*STATED TASK:* Reproduce the listing exactly, with no pictures in your copy.

*INPUT RECORDS:*
# # #

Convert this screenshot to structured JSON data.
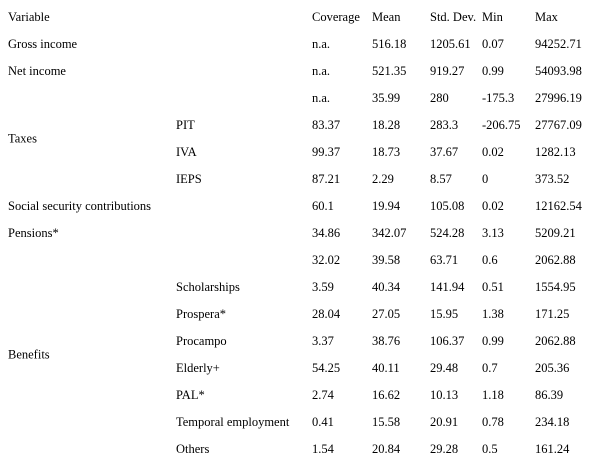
{
  "table": {
    "columns": [
      "Variable",
      "Coverage",
      "Mean",
      "Std. Dev.",
      "Min",
      "Max"
    ],
    "rows": [
      {
        "label": "Gross income",
        "values": [
          "n.a.",
          "516.18",
          "1205.61",
          "0.07",
          "94252.71"
        ]
      },
      {
        "label": "Net income",
        "values": [
          "n.a.",
          "521.35",
          "919.27",
          "0.99",
          "54093.98"
        ]
      },
      {
        "group": "Taxes",
        "items": [
          {
            "values": [
              "n.a.",
              "35.99",
              "280",
              "-175.3",
              "27996.19"
            ]
          },
          {
            "sub": "PIT",
            "values": [
              "83.37",
              "18.28",
              "283.3",
              "-206.75",
              "27767.09"
            ]
          },
          {
            "sub": "IVA",
            "values": [
              "99.37",
              "18.73",
              "37.67",
              "0.02",
              "1282.13"
            ]
          },
          {
            "sub": "IEPS",
            "values": [
              "87.21",
              "2.29",
              "8.57",
              "0",
              "373.52"
            ]
          }
        ]
      },
      {
        "label": "Social security contributions",
        "values": [
          "60.1",
          "19.94",
          "105.08",
          "0.02",
          "12162.54"
        ]
      },
      {
        "label": "Pensions*",
        "values": [
          "34.86",
          "342.07",
          "524.28",
          "3.13",
          "5209.21"
        ]
      },
      {
        "group": "Benefits",
        "items": [
          {
            "values": [
              "32.02",
              "39.58",
              "63.71",
              "0.6",
              "2062.88"
            ]
          },
          {
            "sub": "Scholarships",
            "values": [
              "3.59",
              "40.34",
              "141.94",
              "0.51",
              "1554.95"
            ]
          },
          {
            "sub": "Prospera*",
            "values": [
              "28.04",
              "27.05",
              "15.95",
              "1.38",
              "171.25"
            ]
          },
          {
            "sub": "Procampo",
            "values": [
              "3.37",
              "38.76",
              "106.37",
              "0.99",
              "2062.88"
            ]
          },
          {
            "sub": "Elderly+",
            "values": [
              "54.25",
              "40.11",
              "29.48",
              "0.7",
              "205.36"
            ]
          },
          {
            "sub": "PAL*",
            "values": [
              "2.74",
              "16.62",
              "10.13",
              "1.18",
              "86.39"
            ]
          },
          {
            "sub": "Temporal employment",
            "values": [
              "0.41",
              "15.58",
              "20.91",
              "0.78",
              "234.18"
            ]
          },
          {
            "sub": "Others",
            "values": [
              "1.54",
              "20.84",
              "29.28",
              "0.5",
              "161.24"
            ]
          }
        ]
      }
    ]
  }
}
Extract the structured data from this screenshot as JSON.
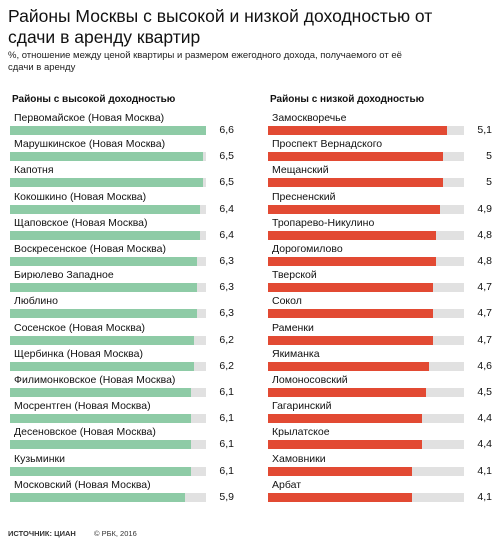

# # #

*FULL ANSWER:*
Convert this screenshot to structured JSON data.
{
  "table": {
    "columns": [
      "Variable",
      "Coverage",
      "Mean",
      "Std. Dev.",
      "Min",
      "Max"
    ],
    "rows": [
      {
        "label": "Gross income",
        "values": [
          "n.a.",
          "516.18",
          "1205.61",
          "0.07",
          "94252.71"
        ]
      },
      {
        "label": "Net income",
        "values": [
          "n.a.",
          "521.35",
          "919.27",
          "0.99",
          "54093.98"
        ]
      },
      {
        "group": "Taxes",
        "items": [
          {
            "values": [
              "n.a.",
              "35.99",
              "280",
              "-175.3",
              "27996.19"
            ]
          },
          {
            "sub": "PIT",
            "values": [
              "83.37",
              "18.28",
              "283.3",
              "-206.75",
              "27767.09"
            ]
          },
          {
            "sub": "IVA",
            "values": [
              "99.37",
              "18.73",
              "37.67",
              "0.02",
              "1282.13"
            ]
          },
          {
            "sub": "IEPS",
            "values": [
              "87.21",
              "2.29",
              "8.57",
              "0",
              "373.52"
            ]
          }
        ]
      },
      {
        "label": "Social security contributions",
        "values": [
          "60.1",
          "19.94",
          "105.08",
          "0.02",
          "12162.54"
        ]
      },
      {
        "label": "Pensions*",
        "values": [
          "34.86",
          "342.07",
          "524.28",
          "3.13",
          "5209.21"
        ]
      },
      {
        "group": "Benefits",
        "items": [
          {
            "values": [
              "32.02",
              "39.58",
              "63.71",
              "0.6",
              "2062.88"
            ]
          },
          {
            "sub": "Scholarships",
            "values": [
              "3.59",
              "40.34",
              "141.94",
              "0.51",
              "1554.95"
            ]
          },
          {
            "sub": "Prospera*",
            "values": [
              "28.04",
              "27.05",
              "15.95",
              "1.38",
              "171.25"
            ]
          },
          {
            "sub": "Procampo",
            "values": [
              "3.37",
              "38.76",
              "106.37",
              "0.99",
              "2062.88"
            ]
          },
          {
            "sub": "Elderly+",
            "values": [
              "54.25",
              "40.11",
              "29.48",
              "0.7",
              "205.36"
            ]
          },
          {
            "sub": "PAL*",
            "values": [
              "2.74",
              "16.62",
              "10.13",
              "1.18",
              "86.39"
            ]
          },
          {
            "sub": "Temporal employment",
            "values": [
              "0.41",
              "15.58",
              "20.91",
              "0.78",
              "234.18"
            ]
          },
          {
            "sub": "Others",
            "values": [
              "1.54",
              "20.84",
              "29.28",
              "0.5",
              "161.24"
            ]
          }
        ]
      }
    ]
  }
}
Extract the structured data from this screenshot as JSON.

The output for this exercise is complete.